Entries with figure data:
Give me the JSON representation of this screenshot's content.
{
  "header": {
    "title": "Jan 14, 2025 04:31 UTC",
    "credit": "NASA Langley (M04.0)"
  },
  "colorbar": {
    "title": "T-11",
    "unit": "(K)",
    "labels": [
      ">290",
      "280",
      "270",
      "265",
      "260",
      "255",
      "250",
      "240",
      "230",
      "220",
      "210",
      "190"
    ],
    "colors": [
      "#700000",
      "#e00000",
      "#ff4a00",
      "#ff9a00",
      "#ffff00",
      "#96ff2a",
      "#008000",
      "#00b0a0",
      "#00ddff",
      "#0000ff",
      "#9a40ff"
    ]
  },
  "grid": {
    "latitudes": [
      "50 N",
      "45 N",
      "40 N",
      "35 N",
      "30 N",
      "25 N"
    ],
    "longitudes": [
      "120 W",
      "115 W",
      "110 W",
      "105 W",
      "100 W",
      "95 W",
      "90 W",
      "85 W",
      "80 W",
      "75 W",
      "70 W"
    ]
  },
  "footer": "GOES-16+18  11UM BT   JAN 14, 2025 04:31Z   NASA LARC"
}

__PROBLEM DETAILS__: Give a word-for-word copy of the records.

__EXERCISE OUTPUT__:
Give me the JSON representation of this screenshot's content.
{
  "header": {
    "title": "Jan 14, 2025 04:31 UTC",
    "credit": "NASA Langley (M04.0)"
  },
  "colorbar": {
    "title": "T-11",
    "unit": "(K)",
    "labels": [
      ">290",
      "280",
      "270",
      "265",
      "260",
      "255",
      "250",
      "240",
      "230",
      "220",
      "210",
      "190"
    ],
    "colors": [
      "#700000",
      "#e00000",
      "#ff4a00",
      "#ff9a00",
      "#ffff00",
      "#96ff2a",
      "#008000",
      "#00b0a0",
      "#00ddff",
      "#0000ff",
      "#9a40ff"
    ]
  },
  "grid": {
    "latitudes": [
      "50 N",
      "45 N",
      "40 N",
      "35 N",
      "30 N",
      "25 N"
    ],
    "longitudes": [
      "120 W",
      "115 W",
      "110 W",
      "105 W",
      "100 W",
      "95 W",
      "90 W",
      "85 W",
      "80 W",
      "75 W",
      "70 W"
    ]
  },
  "footer": "GOES-16+18  11UM BT   JAN 14, 2025 04:31Z   NASA LARC"
}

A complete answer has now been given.